>> BEGIN

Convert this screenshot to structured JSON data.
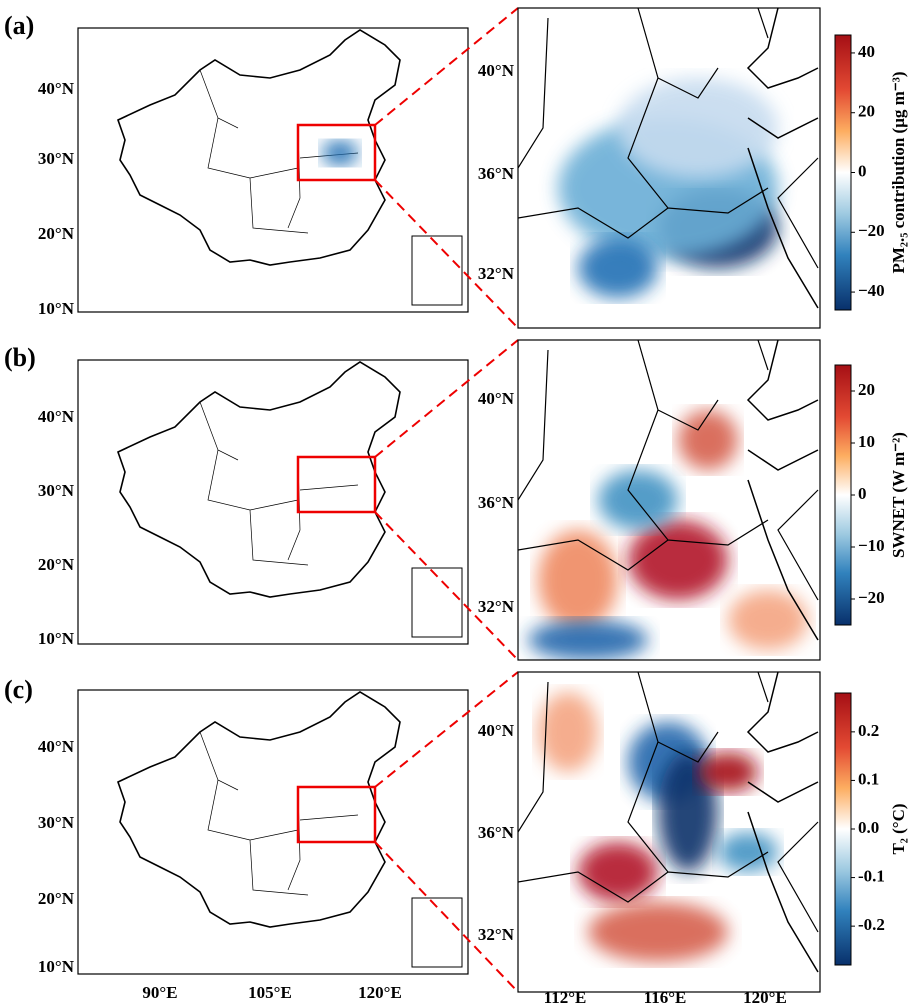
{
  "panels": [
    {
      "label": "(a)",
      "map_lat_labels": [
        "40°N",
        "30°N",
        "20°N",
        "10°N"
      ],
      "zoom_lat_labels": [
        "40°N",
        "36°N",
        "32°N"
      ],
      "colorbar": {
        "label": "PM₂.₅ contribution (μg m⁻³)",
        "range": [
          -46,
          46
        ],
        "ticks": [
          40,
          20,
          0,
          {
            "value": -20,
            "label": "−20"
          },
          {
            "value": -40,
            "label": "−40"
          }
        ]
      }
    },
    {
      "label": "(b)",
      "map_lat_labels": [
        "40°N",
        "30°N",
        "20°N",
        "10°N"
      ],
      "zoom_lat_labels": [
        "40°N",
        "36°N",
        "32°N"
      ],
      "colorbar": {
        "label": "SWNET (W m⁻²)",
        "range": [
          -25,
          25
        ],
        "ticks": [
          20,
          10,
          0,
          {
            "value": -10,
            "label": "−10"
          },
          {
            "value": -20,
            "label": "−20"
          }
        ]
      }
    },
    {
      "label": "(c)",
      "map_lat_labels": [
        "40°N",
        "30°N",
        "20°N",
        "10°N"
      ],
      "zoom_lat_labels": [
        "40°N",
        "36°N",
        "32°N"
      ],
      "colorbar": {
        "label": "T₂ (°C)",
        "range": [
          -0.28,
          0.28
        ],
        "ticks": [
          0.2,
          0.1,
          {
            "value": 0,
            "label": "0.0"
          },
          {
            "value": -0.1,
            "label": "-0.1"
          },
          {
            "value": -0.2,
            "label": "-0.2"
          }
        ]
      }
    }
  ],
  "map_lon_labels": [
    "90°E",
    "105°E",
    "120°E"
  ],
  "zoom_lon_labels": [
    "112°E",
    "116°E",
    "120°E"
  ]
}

>> END
>> BEGIN

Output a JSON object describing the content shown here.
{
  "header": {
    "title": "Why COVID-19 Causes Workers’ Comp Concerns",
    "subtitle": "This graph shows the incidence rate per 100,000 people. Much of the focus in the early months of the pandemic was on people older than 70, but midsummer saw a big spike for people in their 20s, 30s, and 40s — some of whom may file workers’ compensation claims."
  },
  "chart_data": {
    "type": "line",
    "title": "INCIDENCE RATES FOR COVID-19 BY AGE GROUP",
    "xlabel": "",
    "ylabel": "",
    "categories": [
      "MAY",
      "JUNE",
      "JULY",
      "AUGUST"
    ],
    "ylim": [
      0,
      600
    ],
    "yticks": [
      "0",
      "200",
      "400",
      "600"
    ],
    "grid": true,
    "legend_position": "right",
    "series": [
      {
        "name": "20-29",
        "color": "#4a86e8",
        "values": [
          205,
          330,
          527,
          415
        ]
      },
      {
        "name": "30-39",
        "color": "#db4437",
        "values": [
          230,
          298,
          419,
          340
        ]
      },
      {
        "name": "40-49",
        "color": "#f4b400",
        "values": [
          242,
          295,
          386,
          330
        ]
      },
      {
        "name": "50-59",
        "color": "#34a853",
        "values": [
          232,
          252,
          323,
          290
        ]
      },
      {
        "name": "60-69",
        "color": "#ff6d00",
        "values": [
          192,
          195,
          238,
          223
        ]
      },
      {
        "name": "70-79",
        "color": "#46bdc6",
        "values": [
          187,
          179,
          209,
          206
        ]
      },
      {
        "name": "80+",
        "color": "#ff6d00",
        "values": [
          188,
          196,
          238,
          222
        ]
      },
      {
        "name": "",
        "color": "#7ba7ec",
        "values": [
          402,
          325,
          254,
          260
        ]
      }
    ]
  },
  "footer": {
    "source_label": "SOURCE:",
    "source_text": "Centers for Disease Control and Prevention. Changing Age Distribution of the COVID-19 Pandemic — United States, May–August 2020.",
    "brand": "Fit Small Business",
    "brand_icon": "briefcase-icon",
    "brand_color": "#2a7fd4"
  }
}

>> END

• **Problem description**
Write only the number of lines in the data above that include "JSON".

• **Response to this exercise**
2